**INSTRUCTION**
Copy out every line in the entries below that includes "this".

**DATA SUPPLIED**
# # # #

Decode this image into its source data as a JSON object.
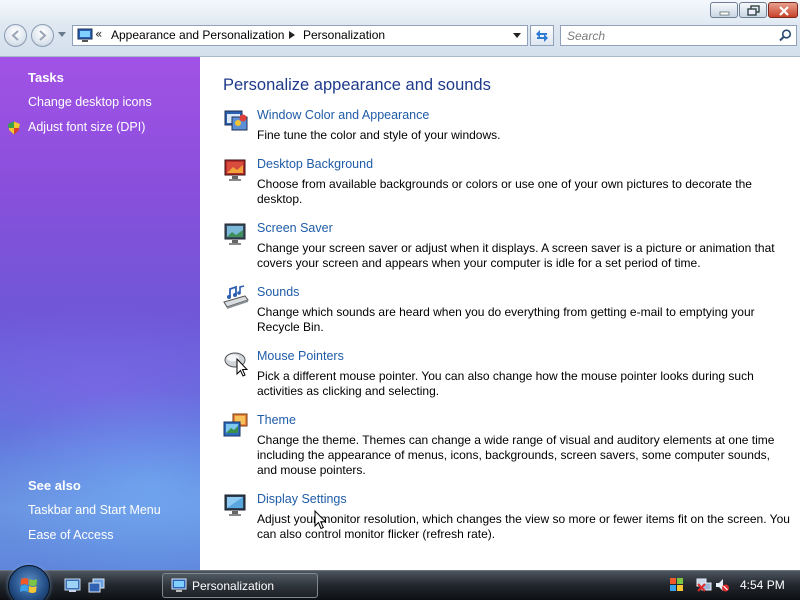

# # # #

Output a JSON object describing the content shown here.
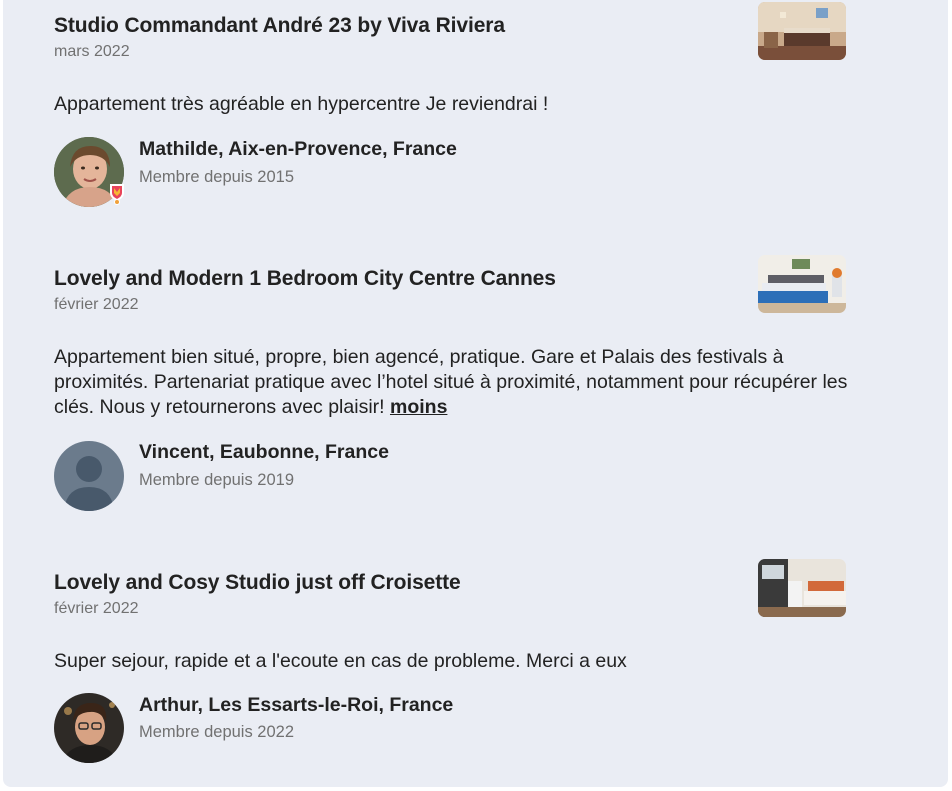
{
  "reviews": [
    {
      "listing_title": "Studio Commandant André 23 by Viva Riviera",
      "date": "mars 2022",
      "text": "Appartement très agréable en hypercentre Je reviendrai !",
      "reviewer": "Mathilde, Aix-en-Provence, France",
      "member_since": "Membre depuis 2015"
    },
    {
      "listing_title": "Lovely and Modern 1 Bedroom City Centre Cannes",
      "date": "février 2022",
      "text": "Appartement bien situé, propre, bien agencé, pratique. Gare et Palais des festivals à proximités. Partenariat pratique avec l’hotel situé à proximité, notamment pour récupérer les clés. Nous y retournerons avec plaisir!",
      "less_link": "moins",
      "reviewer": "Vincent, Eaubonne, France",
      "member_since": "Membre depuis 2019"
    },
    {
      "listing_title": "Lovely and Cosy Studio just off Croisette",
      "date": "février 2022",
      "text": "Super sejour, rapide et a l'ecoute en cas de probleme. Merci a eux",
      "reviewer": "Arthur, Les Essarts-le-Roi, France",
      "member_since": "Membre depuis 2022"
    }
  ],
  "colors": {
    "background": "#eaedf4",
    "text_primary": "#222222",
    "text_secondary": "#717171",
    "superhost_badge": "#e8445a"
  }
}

# # # #

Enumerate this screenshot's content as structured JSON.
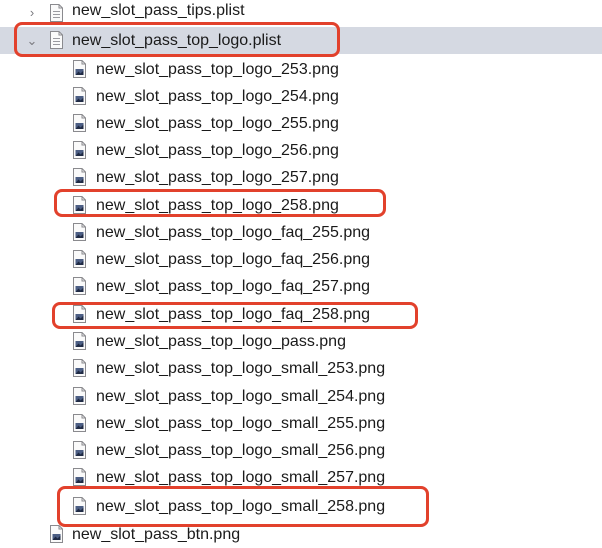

# # # #

**FULL SOLUTION**
Decode this image into its source data as a JSON object.
Enumerate this screenshot's content as structured JSON.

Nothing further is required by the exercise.